Data -

========================================================================

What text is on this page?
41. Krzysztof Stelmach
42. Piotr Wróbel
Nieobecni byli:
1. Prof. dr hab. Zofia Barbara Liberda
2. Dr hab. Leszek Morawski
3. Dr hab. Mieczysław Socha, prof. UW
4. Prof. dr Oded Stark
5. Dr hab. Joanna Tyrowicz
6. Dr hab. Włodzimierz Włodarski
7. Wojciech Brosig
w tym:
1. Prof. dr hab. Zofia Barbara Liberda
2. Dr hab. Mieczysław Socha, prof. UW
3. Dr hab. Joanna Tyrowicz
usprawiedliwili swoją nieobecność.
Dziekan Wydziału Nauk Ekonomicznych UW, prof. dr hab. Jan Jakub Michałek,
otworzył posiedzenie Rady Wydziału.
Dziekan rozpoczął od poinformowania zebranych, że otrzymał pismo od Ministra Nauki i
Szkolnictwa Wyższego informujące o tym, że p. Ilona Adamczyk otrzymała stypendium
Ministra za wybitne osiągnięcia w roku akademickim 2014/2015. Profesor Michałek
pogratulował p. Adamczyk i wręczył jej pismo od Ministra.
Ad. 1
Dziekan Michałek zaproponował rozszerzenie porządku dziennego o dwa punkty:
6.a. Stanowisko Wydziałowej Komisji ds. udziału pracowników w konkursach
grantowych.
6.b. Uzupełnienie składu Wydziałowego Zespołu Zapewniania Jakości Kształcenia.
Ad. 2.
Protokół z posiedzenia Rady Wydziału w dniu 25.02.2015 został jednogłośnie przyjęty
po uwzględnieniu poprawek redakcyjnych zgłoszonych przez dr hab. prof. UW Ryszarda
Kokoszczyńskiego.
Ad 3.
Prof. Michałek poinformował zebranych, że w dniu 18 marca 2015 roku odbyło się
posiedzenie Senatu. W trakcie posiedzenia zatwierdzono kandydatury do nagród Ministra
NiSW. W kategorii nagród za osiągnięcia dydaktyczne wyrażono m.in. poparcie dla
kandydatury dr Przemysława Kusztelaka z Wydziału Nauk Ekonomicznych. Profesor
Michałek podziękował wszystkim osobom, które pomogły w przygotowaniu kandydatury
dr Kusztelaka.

========================================================================

Stated exercise - Give back all the data exactly as written.

Right answer -
What text is on this page?
41. Krzysztof Stelmach
42. Piotr Wróbel
Nieobecni byli:
1. Prof. dr hab. Zofia Barbara Liberda
2. Dr hab. Leszek Morawski
3. Dr hab. Mieczysław Socha, prof. UW
4. Prof. dr Oded Stark
5. Dr hab. Joanna Tyrowicz
6. Dr hab. Włodzimierz Włodarski
7. Wojciech Brosig
w tym:
1. Prof. dr hab. Zofia Barbara Liberda
2. Dr hab. Mieczysław Socha, prof. UW
3. Dr hab. Joanna Tyrowicz
usprawiedliwili swoją nieobecność.
Dziekan Wydziału Nauk Ekonomicznych UW, prof. dr hab. Jan Jakub Michałek,
otworzył posiedzenie Rady Wydziału.
Dziekan rozpoczął od poinformowania zebranych, że otrzymał pismo od Ministra Nauki i
Szkolnictwa Wyższego informujące o tym, że p. Ilona Adamczyk otrzymała stypendium
Ministra za wybitne osiągnięcia w roku akademickim 2014/2015. Profesor Michałek
pogratulował p. Adamczyk i wręczył jej pismo od Ministra.
Ad. 1
Dziekan Michałek zaproponował rozszerzenie porządku dziennego o dwa punkty:
6.a. Stanowisko Wydziałowej Komisji ds. udziału pracowników w konkursach
grantowych.
6.b. Uzupełnienie składu Wydziałowego Zespołu Zapewniania Jakości Kształcenia.
Ad. 2.
Protokół z posiedzenia Rady Wydziału w dniu 25.02.2015 został jednogłośnie przyjęty
po uwzględnieniu poprawek redakcyjnych zgłoszonych przez dr hab. prof. UW Ryszarda
Kokoszczyńskiego.
Ad 3.
Prof. Michałek poinformował zebranych, że w dniu 18 marca 2015 roku odbyło się
posiedzenie Senatu. W trakcie posiedzenia zatwierdzono kandydatury do nagród Ministra
NiSW. W kategorii nagród za osiągnięcia dydaktyczne wyrażono m.in. poparcie dla
kandydatury dr Przemysława Kusztelaka z Wydziału Nauk Ekonomicznych. Profesor
Michałek podziękował wszystkim osobom, które pomogły w przygotowaniu kandydatury
dr Kusztelaka.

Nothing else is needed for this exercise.